• [GIVEN EXERCISE] Transcribe each record below word for word.
— BEGIN —
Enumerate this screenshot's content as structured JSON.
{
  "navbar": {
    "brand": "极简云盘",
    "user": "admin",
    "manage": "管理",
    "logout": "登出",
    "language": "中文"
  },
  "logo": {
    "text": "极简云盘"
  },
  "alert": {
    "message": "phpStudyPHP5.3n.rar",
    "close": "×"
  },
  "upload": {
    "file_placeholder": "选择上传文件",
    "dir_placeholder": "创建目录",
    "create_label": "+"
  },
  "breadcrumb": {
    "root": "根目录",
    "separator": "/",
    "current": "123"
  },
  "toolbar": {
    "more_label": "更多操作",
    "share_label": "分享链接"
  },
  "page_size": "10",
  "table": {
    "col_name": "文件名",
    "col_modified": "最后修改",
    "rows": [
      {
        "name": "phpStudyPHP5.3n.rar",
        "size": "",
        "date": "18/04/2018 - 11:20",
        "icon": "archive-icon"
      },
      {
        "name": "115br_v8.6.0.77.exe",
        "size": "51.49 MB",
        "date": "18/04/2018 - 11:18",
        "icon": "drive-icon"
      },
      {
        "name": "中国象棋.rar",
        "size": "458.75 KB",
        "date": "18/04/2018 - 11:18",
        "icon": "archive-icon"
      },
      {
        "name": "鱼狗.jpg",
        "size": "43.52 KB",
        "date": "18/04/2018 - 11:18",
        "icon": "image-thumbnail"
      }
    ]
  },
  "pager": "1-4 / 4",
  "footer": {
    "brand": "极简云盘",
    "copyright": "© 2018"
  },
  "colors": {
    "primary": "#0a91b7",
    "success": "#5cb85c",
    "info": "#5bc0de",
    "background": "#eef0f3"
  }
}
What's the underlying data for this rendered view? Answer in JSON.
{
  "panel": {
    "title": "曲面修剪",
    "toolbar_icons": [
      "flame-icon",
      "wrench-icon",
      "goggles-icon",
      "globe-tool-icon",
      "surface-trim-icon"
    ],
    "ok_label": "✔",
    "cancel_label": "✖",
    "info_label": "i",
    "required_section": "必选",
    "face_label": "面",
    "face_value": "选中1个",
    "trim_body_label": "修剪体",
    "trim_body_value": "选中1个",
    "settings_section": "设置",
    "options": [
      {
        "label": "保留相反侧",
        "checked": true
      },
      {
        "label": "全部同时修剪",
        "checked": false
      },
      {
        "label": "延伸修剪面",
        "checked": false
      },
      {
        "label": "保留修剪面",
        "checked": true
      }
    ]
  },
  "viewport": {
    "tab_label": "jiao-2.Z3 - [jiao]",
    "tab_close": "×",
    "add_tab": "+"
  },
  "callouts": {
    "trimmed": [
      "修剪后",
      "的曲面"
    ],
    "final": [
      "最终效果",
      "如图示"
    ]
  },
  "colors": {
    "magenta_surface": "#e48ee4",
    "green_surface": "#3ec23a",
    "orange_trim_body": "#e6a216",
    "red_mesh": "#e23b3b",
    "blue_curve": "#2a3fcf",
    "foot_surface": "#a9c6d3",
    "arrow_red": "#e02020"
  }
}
— END —
• [COMPLETED TASK]
Enumerate this screenshot's content as structured JSON.
{
  "navbar": {
    "brand": "极简云盘",
    "user": "admin",
    "manage": "管理",
    "logout": "登出",
    "language": "中文"
  },
  "logo": {
    "text": "极简云盘"
  },
  "alert": {
    "message": "phpStudyPHP5.3n.rar",
    "close": "×"
  },
  "upload": {
    "file_placeholder": "选择上传文件",
    "dir_placeholder": "创建目录",
    "create_label": "+"
  },
  "breadcrumb": {
    "root": "根目录",
    "separator": "/",
    "current": "123"
  },
  "toolbar": {
    "more_label": "更多操作",
    "share_label": "分享链接"
  },
  "page_size": "10",
  "table": {
    "col_name": "文件名",
    "col_modified": "最后修改",
    "rows": [
      {
        "name": "phpStudyPHP5.3n.rar",
        "size": "",
        "date": "18/04/2018 - 11:20",
        "icon": "archive-icon"
      },
      {
        "name": "115br_v8.6.0.77.exe",
        "size": "51.49 MB",
        "date": "18/04/2018 - 11:18",
        "icon": "drive-icon"
      },
      {
        "name": "中国象棋.rar",
        "size": "458.75 KB",
        "date": "18/04/2018 - 11:18",
        "icon": "archive-icon"
      },
      {
        "name": "鱼狗.jpg",
        "size": "43.52 KB",
        "date": "18/04/2018 - 11:18",
        "icon": "image-thumbnail"
      }
    ]
  },
  "pager": "1-4 / 4",
  "footer": {
    "brand": "极简云盘",
    "copyright": "© 2018"
  },
  "colors": {
    "primary": "#0a91b7",
    "success": "#5cb85c",
    "info": "#5bc0de",
    "background": "#eef0f3"
  }
}
What's the underlying data for this rendered view? Answer in JSON.
{
  "panel": {
    "title": "曲面修剪",
    "toolbar_icons": [
      "flame-icon",
      "wrench-icon",
      "goggles-icon",
      "globe-tool-icon",
      "surface-trim-icon"
    ],
    "ok_label": "✔",
    "cancel_label": "✖",
    "info_label": "i",
    "required_section": "必选",
    "face_label": "面",
    "face_value": "选中1个",
    "trim_body_label": "修剪体",
    "trim_body_value": "选中1个",
    "settings_section": "设置",
    "options": [
      {
        "label": "保留相反侧",
        "checked": true
      },
      {
        "label": "全部同时修剪",
        "checked": false
      },
      {
        "label": "延伸修剪面",
        "checked": false
      },
      {
        "label": "保留修剪面",
        "checked": true
      }
    ]
  },
  "viewport": {
    "tab_label": "jiao-2.Z3 - [jiao]",
    "tab_close": "×",
    "add_tab": "+"
  },
  "callouts": {
    "trimmed": [
      "修剪后",
      "的曲面"
    ],
    "final": [
      "最终效果",
      "如图示"
    ]
  },
  "colors": {
    "magenta_surface": "#e48ee4",
    "green_surface": "#3ec23a",
    "orange_trim_body": "#e6a216",
    "red_mesh": "#e23b3b",
    "blue_curve": "#2a3fcf",
    "foot_surface": "#a9c6d3",
    "arrow_red": "#e02020"
  }
}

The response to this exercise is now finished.